## [Exercise]
With the images removed, repeat the data below exactly.
** Start Extracted entries **
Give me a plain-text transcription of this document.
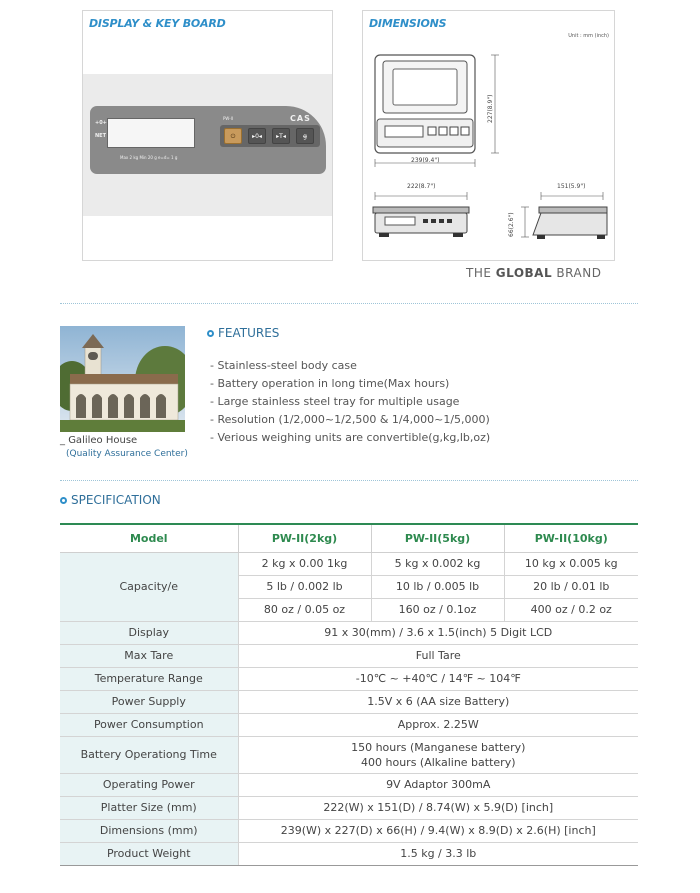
DISPLAY & KEY BOARD
+0+
NET
Max 2 kg Min 20 g e=d= 1 g
PW-II	CAS
⏻	▸0◂	▸T◂	g̶
DIMENSIONS
Unit : mm (inch)
239(9.4")
227(8.9")
222(8.7")	151(5.9")
66(2.6")
THE GLOBAL BRAND
_ Galileo House
(Quality Assurance Center)
FEATURES
- Stainless-steel body case
- Battery operation in long time(Max hours)
- Large stainless steel tray for multiple usage
- Resolution (1/2,000~1/2,500 & 1/4,000~1/5,000)
- Verious weighing units are convertible(g,kg,lb,oz)
SPECIFICATION
Model	PW-II(2kg)	PW-II(5kg)	PW-II(10kg)
Capacity/e	2 kg x 0.00 1kg	5 kg x 0.002 kg	10 kg x 0.005 kg
	5 lb / 0.002 lb	10 lb / 0.005 lb	20 lb / 0.01 lb
	80 oz / 0.05 oz	160 oz / 0.1oz	400 oz / 0.2 oz
Display	91 x 30(mm) / 3.6 x 1.5(inch) 5 Digit LCD		
Max Tare	Full Tare		
Temperature Range	-10℃ ~ +40℃ / 14℉ ~ 104℉		
Power Supply	1.5V x 6 (AA size Battery)		
Power Consumption	Approx. 2.25W		
Battery Operationg Time	150 hours (Manganese battery)
400 hours (Alkaline battery)		

Operating Power	9V Adaptor 300mA		
Platter Size (mm)	222(W) x 151(D) / 8.74(W) x 5.9(D) [inch]		
Dimensions (mm)	239(W) x 227(D) x 66(H) / 9.4(W) x 8.9(D) x 2.6(H) [inch]		
Product Weight	1.5 kg / 3.3 lb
** End Extracted entries **
## [Output]
Give me a plain-text transcription of this document.
DISPLAY & KEY BOARD
+0+
NET
Max 2 kg Min 20 g e=d= 1 g
PW-II	CAS
⏻	▸0◂	▸T◂	g̶
DIMENSIONS
Unit : mm (inch)
239(9.4")
227(8.9")
222(8.7")	151(5.9")
66(2.6")
THE GLOBAL BRAND
_ Galileo House
(Quality Assurance Center)
FEATURES
- Stainless-steel body case
- Battery operation in long time(Max hours)
- Large stainless steel tray for multiple usage
- Resolution (1/2,000~1/2,500 & 1/4,000~1/5,000)
- Verious weighing units are convertible(g,kg,lb,oz)
SPECIFICATION
Model	PW-II(2kg)	PW-II(5kg)	PW-II(10kg)
Capacity/e	2 kg x 0.00 1kg	5 kg x 0.002 kg	10 kg x 0.005 kg
	5 lb / 0.002 lb	10 lb / 0.005 lb	20 lb / 0.01 lb
	80 oz / 0.05 oz	160 oz / 0.1oz	400 oz / 0.2 oz
Display	91 x 30(mm) / 3.6 x 1.5(inch) 5 Digit LCD		
Max Tare	Full Tare		
Temperature Range	-10℃ ~ +40℃ / 14℉ ~ 104℉		
Power Supply	1.5V x 6 (AA size Battery)		
Power Consumption	Approx. 2.25W		
Battery Operationg Time	150 hours (Manganese battery)
400 hours (Alkaline battery)		

Operating Power	9V Adaptor 300mA		
Platter Size (mm)	222(W) x 151(D) / 8.74(W) x 5.9(D) [inch]		
Dimensions (mm)	239(W) x 227(D) x 66(H) / 9.4(W) x 8.9(D) x 2.6(H) [inch]		
Product Weight	1.5 kg / 3.3 lb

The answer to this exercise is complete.